> [DATA FOR THIS EXERCISE]:
— Begin —
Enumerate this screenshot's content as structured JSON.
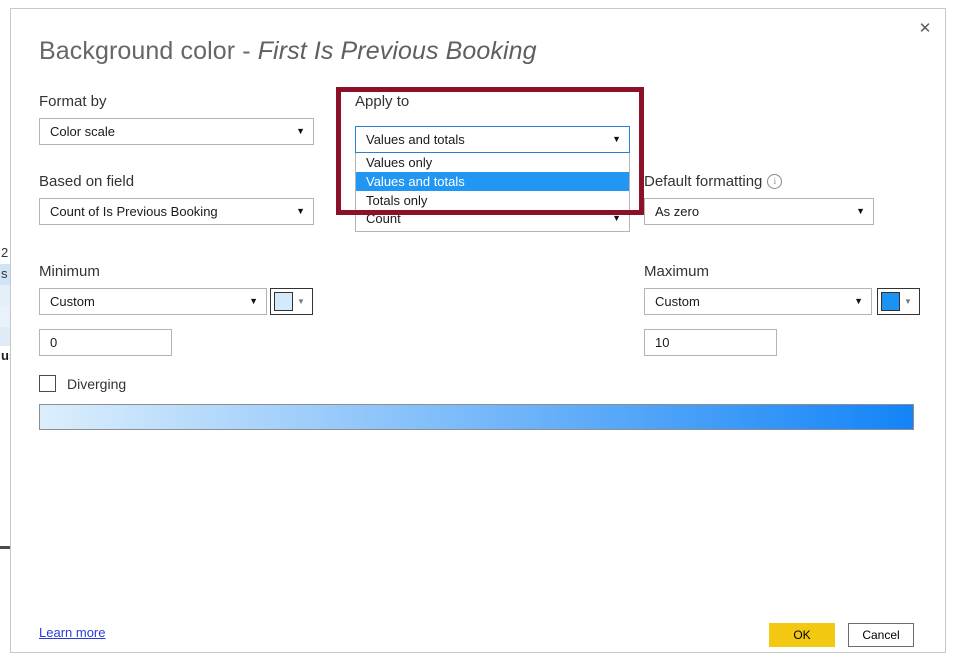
{
  "background": {
    "fragments": [
      {
        "text": "2"
      },
      {
        "text": "s"
      },
      {
        "text": ""
      },
      {
        "text": ""
      },
      {
        "text": ""
      },
      {
        "text": "us"
      }
    ]
  },
  "dialog": {
    "title_prefix": "Background color - ",
    "title_field": "First Is Previous Booking",
    "close_icon": "close-icon"
  },
  "format_by": {
    "label": "Format by",
    "value": "Color scale",
    "caret": "▼"
  },
  "based_on_field": {
    "label": "Based on field",
    "value": "Count of Is Previous Booking",
    "caret": "▼"
  },
  "apply_to": {
    "label": "Apply to",
    "value": "Values and totals",
    "caret": "▼",
    "options": [
      "Values only",
      "Values and totals",
      "Totals only"
    ],
    "selected_index": 1,
    "highlight_color": "#2196f3"
  },
  "summarization": {
    "value": "Count",
    "caret": "▼"
  },
  "default_formatting": {
    "label": "Default formatting",
    "info_icon": "info-icon",
    "info_glyph": "i",
    "value": "As zero",
    "caret": "▼"
  },
  "minimum": {
    "label": "Minimum",
    "mode": "Custom",
    "caret": "▼",
    "value": "0",
    "color": "#d4e9f9",
    "swatch_caret": "▼"
  },
  "maximum": {
    "label": "Maximum",
    "mode": "Custom",
    "caret": "▼",
    "value": "10",
    "color": "#1b93f5",
    "swatch_caret": "▼"
  },
  "diverging": {
    "label": "Diverging",
    "checked": false
  },
  "gradient_preview": {
    "from": "#dceefc",
    "to": "#1384f7"
  },
  "annotation": {
    "color": "#8b1028"
  },
  "footer": {
    "learn_more": "Learn more",
    "ok": "OK",
    "cancel": "Cancel"
  }
}
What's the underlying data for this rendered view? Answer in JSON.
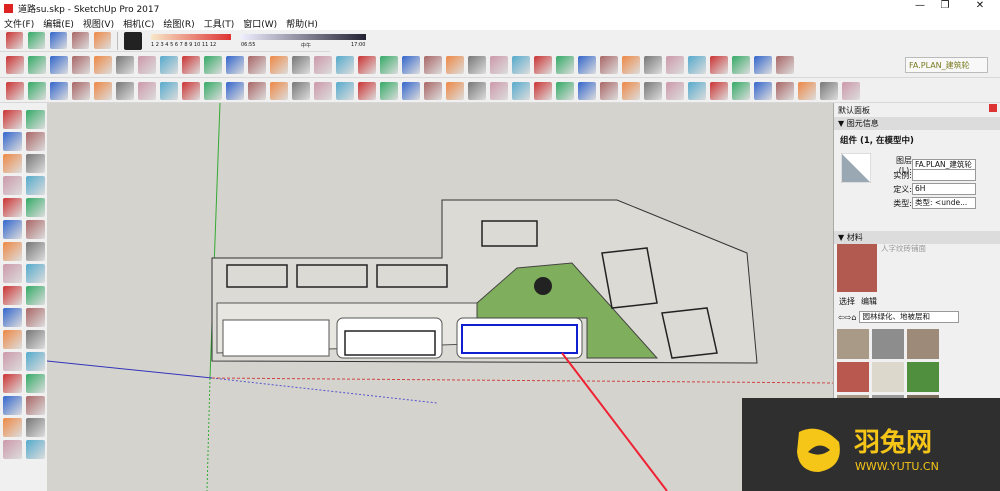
{
  "window": {
    "title": "道路su.skp - SketchUp Pro 2017",
    "minimize": "—",
    "maximize": "❐",
    "close": "✕"
  },
  "menu": [
    "文件(F)",
    "编辑(E)",
    "视图(V)",
    "相机(C)",
    "绘图(R)",
    "工具(T)",
    "窗口(W)",
    "帮助(H)"
  ],
  "shadow": {
    "months": "1 2 3 4 5 6 7 8 9 10 11 12",
    "time_start": "06:55",
    "time_mid": "中午",
    "time_end": "17:00"
  },
  "toolbar": {
    "layer_select": "FA.PLAN_建筑轮"
  },
  "toolbar1_icons": [
    "component-icon",
    "sign-in-icon",
    "upload-icon",
    "share-link-icon",
    "warehouse-icon"
  ],
  "toolbar2_icons": [
    "select-icon",
    "component-icon",
    "paint-icon",
    "eraser-icon",
    "pencil-icon",
    "freehand-icon",
    "rectangle-icon",
    "rotated-rect-icon",
    "circle-icon",
    "polygon-icon",
    "arc-icon",
    "pie-icon",
    "move-icon",
    "pushpull-icon",
    "rotate-icon",
    "scale-icon",
    "followme-icon",
    "offset-icon",
    "tape-icon",
    "dimension-icon",
    "protractor-icon",
    "text-icon",
    "axes-icon",
    "3dtext-icon",
    "orbit-icon",
    "pan-icon",
    "zoom-icon",
    "zoom-window-icon",
    "zoom-extents-icon",
    "position-camera-icon",
    "walk-icon",
    "lookaround-icon",
    "footprints-icon",
    "section-plane-icon",
    "section-display-icon",
    "section-cut-icon"
  ],
  "toolbar3_icons": [
    "select-icon",
    "eraser-icon",
    "pencil-icon",
    "arc-icon",
    "pushpull-icon",
    "followme-icon",
    "rotate-icon",
    "scale-icon",
    "tape-icon",
    "text-icon",
    "paint-icon",
    "orbit-icon",
    "pan-icon",
    "zoom-icon",
    "zoom-extents-icon",
    "previous-view-icon",
    "next-view-icon",
    "warehouse-icon",
    "extension-icon",
    "ruby-icon",
    "xray-icon",
    "back-edges-icon",
    "wireframe-icon",
    "hidden-line-icon",
    "shaded-icon",
    "textured-icon",
    "monochrome-icon",
    "iso-view-icon",
    "top-view-icon",
    "front-view-icon",
    "right-view-icon",
    "back-view-icon",
    "left-view-icon",
    "union-icon",
    "subtract-icon",
    "intersect-icon",
    "trim-icon",
    "split-icon",
    "outer-shell-icon"
  ],
  "left_icons": [
    "select-icon",
    "component-icon",
    "paint-icon",
    "eraser-icon",
    "pencil-icon",
    "freehand-icon",
    "rectangle-icon",
    "rotated-rect-icon",
    "circle-icon",
    "polygon-icon",
    "arc-icon",
    "arc2-icon",
    "arc3-icon",
    "pie-icon",
    "move-icon",
    "pushpull-icon",
    "rotate-icon",
    "followme-icon",
    "scale-icon",
    "offset-icon",
    "tape-icon",
    "dimension-icon",
    "protractor-icon",
    "text-icon",
    "axes-icon",
    "3dtext-icon",
    "orbit-icon",
    "pan-icon",
    "zoom-icon",
    "zoom-window-icon",
    "zoom-extents-icon",
    "previous-icon"
  ],
  "panel": {
    "title": "默认面板",
    "entity_info": {
      "header": "图元信息",
      "object": "组件 (1, 在模型中)",
      "layer_label": "图层(L):",
      "layer_value": "FA.PLAN_建筑轮",
      "instance_label": "实例:",
      "instance_value": "",
      "definition_label": "定义:",
      "definition_value": "6H",
      "type_label": "类型:",
      "type_value": "类型: <unde..."
    },
    "materials": {
      "header": "材料",
      "name": "人字纹砖铺面",
      "tab_select": "选择",
      "tab_edit": "编辑",
      "library": "园林绿化、地被层和"
    },
    "swatch_colors": [
      "#a89a86",
      "#8d8d8d",
      "#9e8a78",
      "#b8584f",
      "#ddd8cc",
      "#4f8f3e",
      "#a89a86",
      "#9a9a9a",
      "#7a6a5a"
    ]
  },
  "watermark": {
    "brand": "羽兔网",
    "url": "WWW.YUTU.CN",
    "color": "#f5c518"
  }
}
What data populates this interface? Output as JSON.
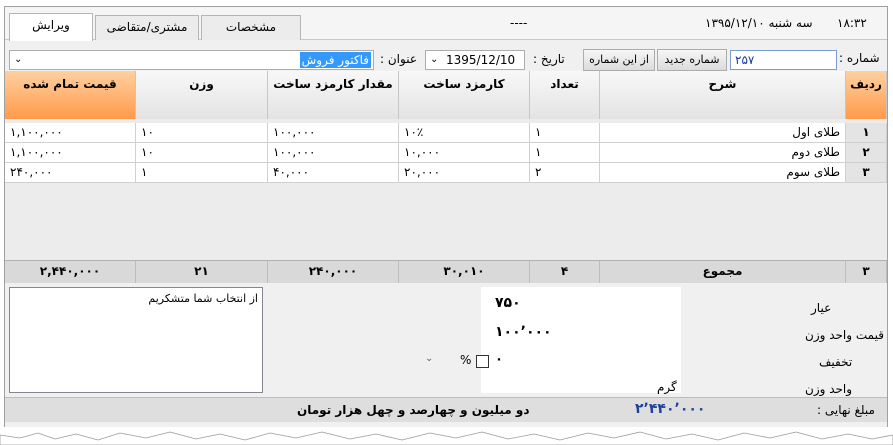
{
  "header": {
    "time": "۱۸:۳۲",
    "date": "سه شنبه ۱۳۹۵/۱۲/۱۰",
    "center": "----",
    "tabs": [
      "ویرایش",
      "مشتری/متقاضی",
      "مشخصات"
    ]
  },
  "form": {
    "number_label": "شماره :",
    "number_value": "۲۵۷",
    "new_number_button": "شماره جدید",
    "from_this_number_button": "از این شماره",
    "date_label": "تاریخ :",
    "date_value": "1395/12/10",
    "title_label": "عنوان :",
    "title_value": "فاکتور فروش"
  },
  "table": {
    "columns": [
      "ردیف",
      "شرح",
      "تعداد",
      "کارمزد ساخت",
      "مقدار کارمزد ساخت",
      "وزن",
      "قیمت تمام شده"
    ],
    "rows": [
      {
        "index": "۱",
        "desc": "طلای اول",
        "qty": "۱",
        "fee": "۱۰٪",
        "fee_amount": "۱۰۰,۰۰۰",
        "weight": "۱۰",
        "total": "۱,۱۰۰,۰۰۰"
      },
      {
        "index": "۲",
        "desc": "طلای دوم",
        "qty": "۱",
        "fee": "۱۰,۰۰۰",
        "fee_amount": "۱۰۰,۰۰۰",
        "weight": "۱۰",
        "total": "۱,۱۰۰,۰۰۰"
      },
      {
        "index": "۳",
        "desc": "طلای سوم",
        "qty": "۲",
        "fee": "۲۰,۰۰۰",
        "fee_amount": "۴۰,۰۰۰",
        "weight": "۱",
        "total": "۲۴۰,۰۰۰"
      }
    ],
    "totals": {
      "index": "۳",
      "label": "مجموع",
      "qty": "۴",
      "fee": "۳۰,۰۱۰",
      "fee_amount": "۲۴۰,۰۰۰",
      "weight": "۲۱",
      "total": "۲,۴۴۰,۰۰۰"
    }
  },
  "summary": {
    "ayar_label": "عیار",
    "ayar_value": "۷۵۰",
    "unit_price_label": "قیمت واحد وزن",
    "unit_price_value": "۱۰۰٬۰۰۰",
    "discount_label": "تخفیف",
    "discount_value": "۰",
    "discount_percent": "%",
    "weight_unit_label": "واحد وزن",
    "weight_unit_value": "گرم",
    "memo": "از انتخاب شما متشکریم",
    "final_label": "مبلغ نهایی :",
    "final_value": "۲٬۴۴۰٬۰۰۰",
    "final_words": "دو میلیون و چهارصد و چهل  هزار  تومان"
  }
}
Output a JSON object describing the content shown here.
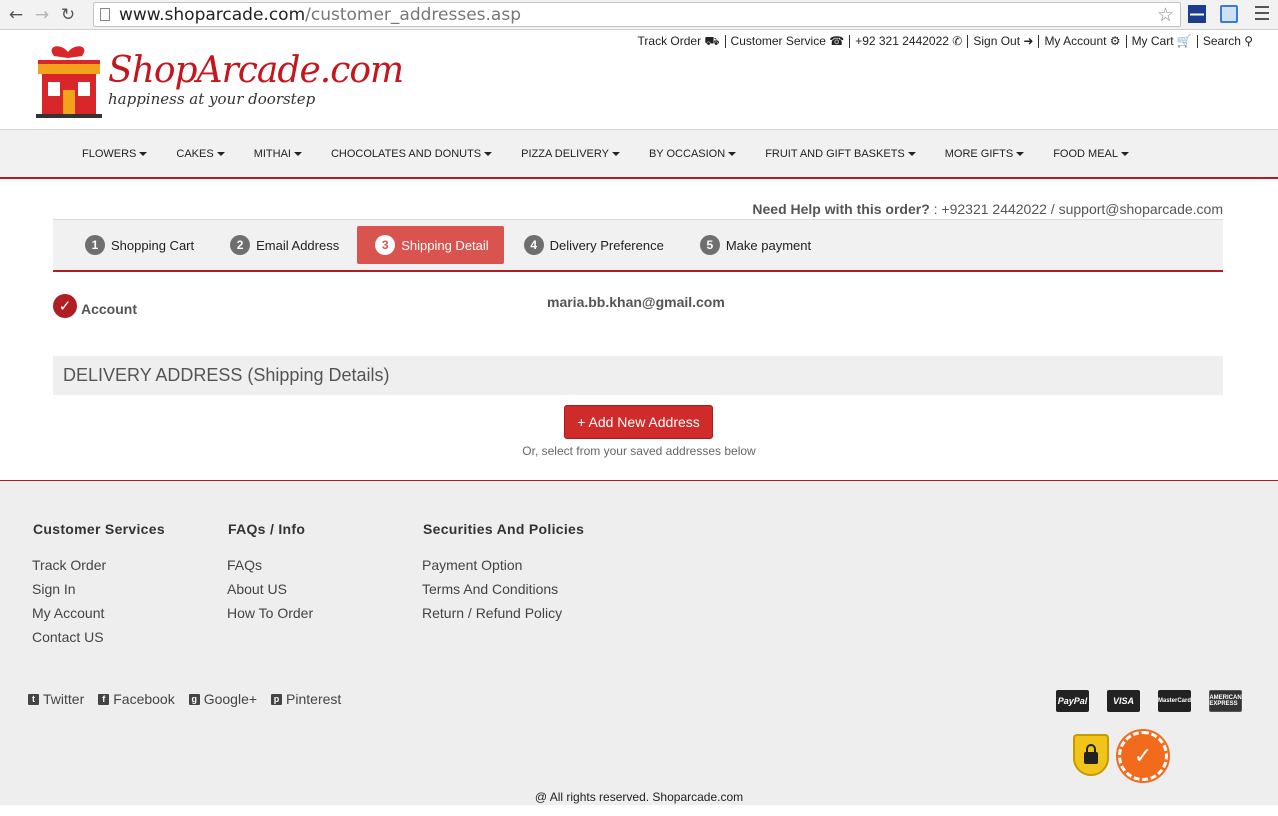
{
  "browser": {
    "url_host": "www.shoparcade.com",
    "url_path": "/customer_addresses.asp"
  },
  "top_links": [
    "Track Order",
    "Customer Service",
    "+92 321 2442022",
    "Sign Out",
    "My Account",
    "My Cart",
    "Search"
  ],
  "logo": {
    "name": "ShopArcade.com",
    "tagline": "happiness at your doorstep"
  },
  "nav": [
    "FLOWERS",
    "CAKES",
    "MITHAI",
    "CHOCOLATES AND DONUTS",
    "PIZZA DELIVERY",
    "BY OCCASION",
    "FRUIT AND GIFT BASKETS",
    "MORE GIFTS",
    "FOOD MEAL"
  ],
  "help": {
    "label": "Need Help with this order?",
    "contact": " : +92321 2442022 / support@shoparcade.com"
  },
  "steps": [
    {
      "num": "1",
      "label": "Shopping Cart"
    },
    {
      "num": "2",
      "label": "Email Address"
    },
    {
      "num": "3",
      "label": "Shipping Detail"
    },
    {
      "num": "4",
      "label": "Delivery Preference"
    },
    {
      "num": "5",
      "label": "Make payment"
    }
  ],
  "account": {
    "label": "Account",
    "email": "maria.bb.khan@gmail.com"
  },
  "delivery": {
    "title": "DELIVERY ADDRESS (Shipping Details)",
    "add_button": "+ Add New Address",
    "note": "Or, select from your saved addresses below"
  },
  "footer": {
    "col1": {
      "title": "Customer Services",
      "links": [
        "Track Order",
        "Sign In",
        "My Account",
        "Contact US"
      ]
    },
    "col2": {
      "title": "FAQs / Info",
      "links": [
        "FAQs",
        "About US",
        "How To Order"
      ]
    },
    "col3": {
      "title": "Securities And Policies",
      "links": [
        "Payment Option",
        "Terms And Conditions",
        "Return / Refund Policy"
      ]
    },
    "social": [
      "Twitter",
      "Facebook",
      "Google+",
      "Pinterest"
    ],
    "cards": [
      "PayPal",
      "VISA",
      "MasterCard",
      "AMERICAN EXPRESS"
    ],
    "copyright": "@ All rights reserved. Shoparcade.com"
  },
  "colors": {
    "brand_red": "#b01e23",
    "active_step": "#d9534f",
    "button_red": "#cf2b2b"
  }
}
— End —
> [WHAT TO DO]: Identify every line above with the string "قیمت" in it. Copy those lines.

> [FULL RESPONSE]:
      "قیمت تمام شده"
    "unit_price_label": "قیمت واحد وزن",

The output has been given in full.